> [Exercise objective]: Set the records down again exactly, apart from any pictures in them.

(Bounding box prediction data)
--------

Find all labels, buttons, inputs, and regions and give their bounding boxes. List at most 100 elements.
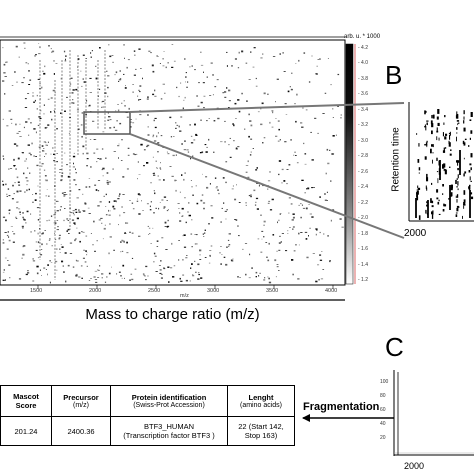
- panel-b-peak: [426, 201, 428, 204]
- heatmap-peak: [43, 267, 46, 269]
- heatmap-peak: [262, 142, 264, 144]
- panel-b-peak: [456, 127, 458, 130]
- panel-b-peak: [456, 207, 459, 212]
- heatmap-peak: [211, 217, 214, 219]
- heatmap-peak: [153, 261, 155, 263]
- heatmap-peak: [39, 269, 41, 271]
- heatmap-peak: [274, 259, 277, 262]
- heatmap-peak: [104, 224, 106, 226]
- heatmap-peak: [61, 246, 64, 248]
- colorbar-tick-label: - 2.4: [358, 184, 369, 191]
- heatmap-peak: [134, 268, 137, 270]
- heatmap-peak: [46, 220, 48, 222]
- heatmap-peak: [56, 220, 59, 221]
- heatmap-peak: [47, 98, 50, 100]
- heatmap-peak: [218, 192, 220, 195]
- heatmap-peak: [324, 92, 327, 94]
- heatmap-peak: [203, 71, 204, 73]
- heatmap-peak: [54, 232, 55, 234]
- heatmap-peak: [190, 158, 191, 160]
- heatmap-peak: [148, 50, 151, 52]
- panel-b-peak: [443, 122, 445, 125]
- heatmap-peak: [36, 108, 38, 110]
- heatmap-peak: [109, 127, 112, 129]
- heatmap-peak: [63, 195, 66, 197]
- heatmap-peak: [182, 259, 184, 261]
- heatmap-peak: [37, 219, 40, 221]
- heatmap-peak: [156, 240, 159, 242]
- panel-b-peak: [456, 132, 458, 134]
- heatmap-peak: [29, 79, 32, 81]
- heatmap-peak: [154, 117, 157, 119]
- heatmap-peak: [26, 189, 28, 192]
- heatmap-peak: [45, 269, 47, 270]
- heatmap-peak: [149, 205, 151, 208]
- heatmap-peak: [146, 98, 149, 100]
- panel-b-peak: [443, 147, 445, 151]
- heatmap-peak: [78, 209, 80, 211]
- heatmap-peak: [30, 231, 32, 233]
- heatmap-peak: [178, 125, 180, 128]
- heatmap-peak: [234, 219, 236, 220]
- heatmap-peak: [104, 92, 107, 94]
- heatmap-peak: [248, 277, 251, 279]
- heatmap-peak: [235, 118, 237, 119]
- heatmap-peak: [200, 119, 202, 121]
- heatmap-peak: [121, 277, 123, 279]
- heatmap-peak: [101, 273, 104, 275]
- heatmap-peak: [189, 280, 191, 282]
- panel-b-peak: [470, 130, 473, 134]
- heatmap-peak: [75, 172, 77, 174]
- heatmap-peak: [261, 230, 264, 232]
- heatmap-peak: [121, 250, 124, 252]
- heatmap-peak: [84, 261, 87, 263]
- heatmap-peak: [75, 168, 76, 170]
- heatmap-peak: [56, 269, 58, 271]
- heatmap-peak: [237, 146, 240, 148]
- heatmap-peak: [76, 273, 78, 276]
- heatmap-peak: [106, 276, 108, 278]
- panel-b-peak: [450, 149, 452, 151]
- heatmap-peak: [9, 277, 11, 279]
- panel-b-peak: [431, 115, 433, 119]
- heatmap-peak: [44, 127, 47, 129]
- heatmap-peak: [295, 155, 297, 156]
- heatmap-peak: [205, 151, 208, 153]
- heatmap-peak: [118, 271, 121, 273]
- heatmap-peak: [285, 250, 288, 252]
- heatmap-peak: [108, 181, 111, 183]
- heatmap-peak: [277, 140, 280, 142]
- heatmap-peak: [108, 252, 110, 255]
- heatmap-peak: [137, 193, 140, 195]
- panel-b-peak: [457, 188, 459, 191]
- heatmap-peak: [2, 80, 5, 82]
- panel-b-peak: [426, 140, 428, 143]
- heatmap-peak: [268, 242, 270, 245]
- heatmap-peak: [229, 137, 231, 139]
- protein-name: BTF3_HUMAN: [143, 422, 194, 431]
- heatmap-peak: [43, 113, 45, 115]
- heatmap-peak: [117, 109, 120, 112]
- heatmap-peak: [177, 203, 180, 204]
- panel-b-peak: [430, 120, 433, 125]
- heatmap-peak: [25, 62, 28, 64]
- heatmap-peak: [39, 83, 41, 84]
- heatmap-peak: [263, 220, 266, 223]
- heatmap-peak: [249, 194, 252, 196]
- heatmap-peak: [82, 145, 85, 148]
- heatmap-peak: [228, 245, 230, 247]
- heatmap-peak: [267, 276, 269, 278]
- heatmap-peak: [327, 235, 329, 237]
- heatmap-peak: [23, 245, 26, 247]
- heatmap-peak: [223, 256, 226, 258]
- heatmap-peak: [72, 266, 75, 268]
- heatmap-peak: [124, 57, 125, 59]
- heatmap-peak: [39, 117, 42, 119]
- panel-b-peak: [456, 111, 458, 116]
- heatmap-peak: [113, 151, 116, 152]
- heatmap-peak: [191, 246, 193, 248]
- heatmap-peak: [94, 139, 97, 140]
- heatmap-peak: [330, 219, 332, 222]
- heatmap-peak: [314, 117, 317, 119]
- heatmap-peak: [321, 251, 323, 252]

--------

> [Written solution]:
Find all labels, buttons, inputs, and regions and give their bounding boxes. List at most 100 elements.
- panel-b-peak: [426, 201, 428, 204]
- heatmap-peak: [43, 267, 46, 269]
- heatmap-peak: [262, 142, 264, 144]
- panel-b-peak: [456, 127, 458, 130]
- panel-b-peak: [456, 207, 459, 212]
- heatmap-peak: [211, 217, 214, 219]
- heatmap-peak: [153, 261, 155, 263]
- heatmap-peak: [39, 269, 41, 271]
- heatmap-peak: [274, 259, 277, 262]
- heatmap-peak: [104, 224, 106, 226]
- heatmap-peak: [61, 246, 64, 248]
- colorbar-tick-label: - 2.4: [358, 184, 369, 191]
- heatmap-peak: [134, 268, 137, 270]
- heatmap-peak: [46, 220, 48, 222]
- heatmap-peak: [56, 220, 59, 221]
- heatmap-peak: [47, 98, 50, 100]
- heatmap-peak: [218, 192, 220, 195]
- heatmap-peak: [324, 92, 327, 94]
- heatmap-peak: [203, 71, 204, 73]
- heatmap-peak: [54, 232, 55, 234]
- heatmap-peak: [190, 158, 191, 160]
- heatmap-peak: [148, 50, 151, 52]
- panel-b-peak: [443, 122, 445, 125]
- heatmap-peak: [36, 108, 38, 110]
- heatmap-peak: [109, 127, 112, 129]
- heatmap-peak: [63, 195, 66, 197]
- heatmap-peak: [182, 259, 184, 261]
- heatmap-peak: [37, 219, 40, 221]
- heatmap-peak: [156, 240, 159, 242]
- panel-b-peak: [456, 132, 458, 134]
- heatmap-peak: [29, 79, 32, 81]
- heatmap-peak: [154, 117, 157, 119]
- heatmap-peak: [26, 189, 28, 192]
- heatmap-peak: [45, 269, 47, 270]
- heatmap-peak: [149, 205, 151, 208]
- heatmap-peak: [146, 98, 149, 100]
- panel-b-peak: [443, 147, 445, 151]
- heatmap-peak: [78, 209, 80, 211]
- heatmap-peak: [30, 231, 32, 233]
- heatmap-peak: [178, 125, 180, 128]
- heatmap-peak: [234, 219, 236, 220]
- heatmap-peak: [104, 92, 107, 94]
- heatmap-peak: [248, 277, 251, 279]
- heatmap-peak: [235, 118, 237, 119]
- heatmap-peak: [200, 119, 202, 121]
- heatmap-peak: [121, 277, 123, 279]
- heatmap-peak: [101, 273, 104, 275]
- heatmap-peak: [189, 280, 191, 282]
- panel-b-peak: [470, 130, 473, 134]
- heatmap-peak: [75, 172, 77, 174]
- heatmap-peak: [261, 230, 264, 232]
- heatmap-peak: [121, 250, 124, 252]
- heatmap-peak: [84, 261, 87, 263]
- heatmap-peak: [75, 168, 76, 170]
- heatmap-peak: [56, 269, 58, 271]
- heatmap-peak: [237, 146, 240, 148]
- heatmap-peak: [76, 273, 78, 276]
- heatmap-peak: [106, 276, 108, 278]
- panel-b-peak: [450, 149, 452, 151]
- heatmap-peak: [9, 277, 11, 279]
- panel-b-peak: [431, 115, 433, 119]
- heatmap-peak: [44, 127, 47, 129]
- heatmap-peak: [295, 155, 297, 156]
- heatmap-peak: [205, 151, 208, 153]
- heatmap-peak: [118, 271, 121, 273]
- heatmap-peak: [285, 250, 288, 252]
- heatmap-peak: [108, 181, 111, 183]
- heatmap-peak: [277, 140, 280, 142]
- heatmap-peak: [108, 252, 110, 255]
- heatmap-peak: [137, 193, 140, 195]
- panel-b-peak: [457, 188, 459, 191]
- heatmap-peak: [2, 80, 5, 82]
- panel-b-peak: [426, 140, 428, 143]
- heatmap-peak: [268, 242, 270, 245]
- heatmap-peak: [229, 137, 231, 139]
- protein-name: BTF3_HUMAN: [143, 422, 194, 431]
- heatmap-peak: [43, 113, 45, 115]
- heatmap-peak: [117, 109, 120, 112]
- heatmap-peak: [177, 203, 180, 204]
- panel-b-peak: [430, 120, 433, 125]
- heatmap-peak: [25, 62, 28, 64]
- heatmap-peak: [39, 83, 41, 84]
- heatmap-peak: [263, 220, 266, 223]
- heatmap-peak: [249, 194, 252, 196]
- heatmap-peak: [82, 145, 85, 148]
- heatmap-peak: [228, 245, 230, 247]
- heatmap-peak: [267, 276, 269, 278]
- heatmap-peak: [327, 235, 329, 237]
- heatmap-peak: [23, 245, 26, 247]
- heatmap-peak: [223, 256, 226, 258]
- heatmap-peak: [72, 266, 75, 268]
- heatmap-peak: [124, 57, 125, 59]
- heatmap-peak: [39, 117, 42, 119]
- panel-b-peak: [456, 111, 458, 116]
- heatmap-peak: [113, 151, 116, 152]
- heatmap-peak: [191, 246, 193, 248]
- heatmap-peak: [94, 139, 97, 140]
- heatmap-peak: [330, 219, 332, 222]
- heatmap-peak: [314, 117, 317, 119]
- heatmap-peak: [321, 251, 323, 252]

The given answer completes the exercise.